TEKS YANG DITAMPILKAN
====
Menurutnya, pembelajaran yang berorientasi pada siswa harus terus ditegakkan karena pada akhirnya siswalah yang merasakan dampak dari pembelajaran tersebut.
Jika karakter siswa di suatu sekolah bagus maka mutu sekolah tersebut juga bagus. Oleh karena itu, Nunuk Suryani mengingatkan agar kepala sekolah sebagai nahkoda di satuan pendidikan menjalankan perannya dalam mengawal alur dan proses pembelajaran dengan baik.
“Ciptakan program yang relevan dengan karakteristik sekolah. Lanjutkan semua hal yang baik, koordinasikan program dengan pemangku kepentingan,” ujar Dirjen Nunuk menyemangati kepala sekolah dan guru untuk terus meningkatkan aktivitas dan budaya belajar.
Kolaborasi antarsekolah, sambung dia, juga harus terus berjalan untuk saling berbagi ide kreatif sembari secara aktif meningkatkan dan mengembangkan potensi diri maupun para pendidik melalui Platform Merdeka Mengajar maupun platform lainnya secara mandiri.
Terkait Guru Penggerak, terdapat 581 Guru dan Calon Guru Penggerak (CGP) di Kabupaten Aceh Utara. “Secara konsisten, Balai Guru Penggerak (BGP) terus berkoordinasi dan mengadvokasi guru-guru se-Aceh. Alhamdulillah, apa yang diupayakan oleh para pihak terkait membuahkan hasil yang menggembirakan,” ucap Kepala BGP Aceh, Teti Wahyuni.
Pada kesempatan ini, Teti juga berpesan kepada kepala sekolah untuk memberdayakan seluruh Guru Penggerak yang tersedia guna meningkatkan mutu pembelajaran dan mempercepat transformasi pendidikan di Aceh Utara.
Ia menyampaikan harapannya agar di masa mendatang sinergi antarpemangku kepentingan semakin solid guna memberi kesempatan kepada Guru Penggerak dapat diangkat menjadi kepala sekolah.
====
SOAL SINGKAT
Jawab tiga pertanyaan berikut berdasarkan teks di atas.
(a) Berapa jumlah Guru dan Calon Guru Penggerak di Kabupaten Aceh Utara?
(b) Siapa yang menjabat sebagai Kepala BGP Aceh?
(c) Kepala sekolah disebut sebagai apa di satuan pendidikan?
Gunakan hanya teks di atas sebagai sumber jawaban.
====
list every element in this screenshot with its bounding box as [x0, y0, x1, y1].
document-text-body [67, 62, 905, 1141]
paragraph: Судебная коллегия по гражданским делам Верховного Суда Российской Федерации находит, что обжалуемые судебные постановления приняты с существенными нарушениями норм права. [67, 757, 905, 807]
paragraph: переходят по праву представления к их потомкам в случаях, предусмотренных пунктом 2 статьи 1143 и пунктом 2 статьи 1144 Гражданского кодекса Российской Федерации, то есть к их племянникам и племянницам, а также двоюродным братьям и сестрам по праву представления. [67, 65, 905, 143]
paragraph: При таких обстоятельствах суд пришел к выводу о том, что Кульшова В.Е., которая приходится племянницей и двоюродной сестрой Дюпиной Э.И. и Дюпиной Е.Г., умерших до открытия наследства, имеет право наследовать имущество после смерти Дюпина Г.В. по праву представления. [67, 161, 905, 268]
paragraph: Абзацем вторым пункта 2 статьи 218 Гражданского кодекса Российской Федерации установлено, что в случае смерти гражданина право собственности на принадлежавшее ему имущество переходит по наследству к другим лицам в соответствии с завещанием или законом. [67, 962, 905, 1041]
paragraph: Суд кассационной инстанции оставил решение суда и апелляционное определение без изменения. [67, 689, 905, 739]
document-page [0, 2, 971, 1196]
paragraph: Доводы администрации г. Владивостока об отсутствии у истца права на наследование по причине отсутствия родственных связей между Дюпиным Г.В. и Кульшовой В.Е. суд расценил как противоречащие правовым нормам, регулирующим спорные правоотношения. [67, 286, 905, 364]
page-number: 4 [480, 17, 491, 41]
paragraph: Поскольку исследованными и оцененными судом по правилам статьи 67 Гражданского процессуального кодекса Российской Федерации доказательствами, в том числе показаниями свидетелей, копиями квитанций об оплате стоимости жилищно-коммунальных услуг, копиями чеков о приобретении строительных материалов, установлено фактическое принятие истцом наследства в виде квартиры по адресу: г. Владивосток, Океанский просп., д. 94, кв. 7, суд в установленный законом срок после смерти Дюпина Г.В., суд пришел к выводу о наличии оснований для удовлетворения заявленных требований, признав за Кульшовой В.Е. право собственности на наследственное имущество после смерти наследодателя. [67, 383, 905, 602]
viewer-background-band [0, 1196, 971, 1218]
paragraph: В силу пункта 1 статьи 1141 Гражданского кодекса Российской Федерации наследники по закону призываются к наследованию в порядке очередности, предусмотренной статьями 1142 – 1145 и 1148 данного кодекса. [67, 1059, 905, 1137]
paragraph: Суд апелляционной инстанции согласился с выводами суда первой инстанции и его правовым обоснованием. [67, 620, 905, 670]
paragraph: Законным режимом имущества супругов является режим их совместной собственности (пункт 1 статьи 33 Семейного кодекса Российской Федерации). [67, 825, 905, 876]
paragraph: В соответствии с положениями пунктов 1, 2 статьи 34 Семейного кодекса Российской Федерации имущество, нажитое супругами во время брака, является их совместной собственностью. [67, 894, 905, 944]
====
JAWABAN TERTULIS
(a) Ada 581 Guru dan Calon Guru Penggerak.
(b) Kepala BGP Aceh adalah Teti Wahyuni.
(c) Kepala sekolah disebut sebagai nahkoda.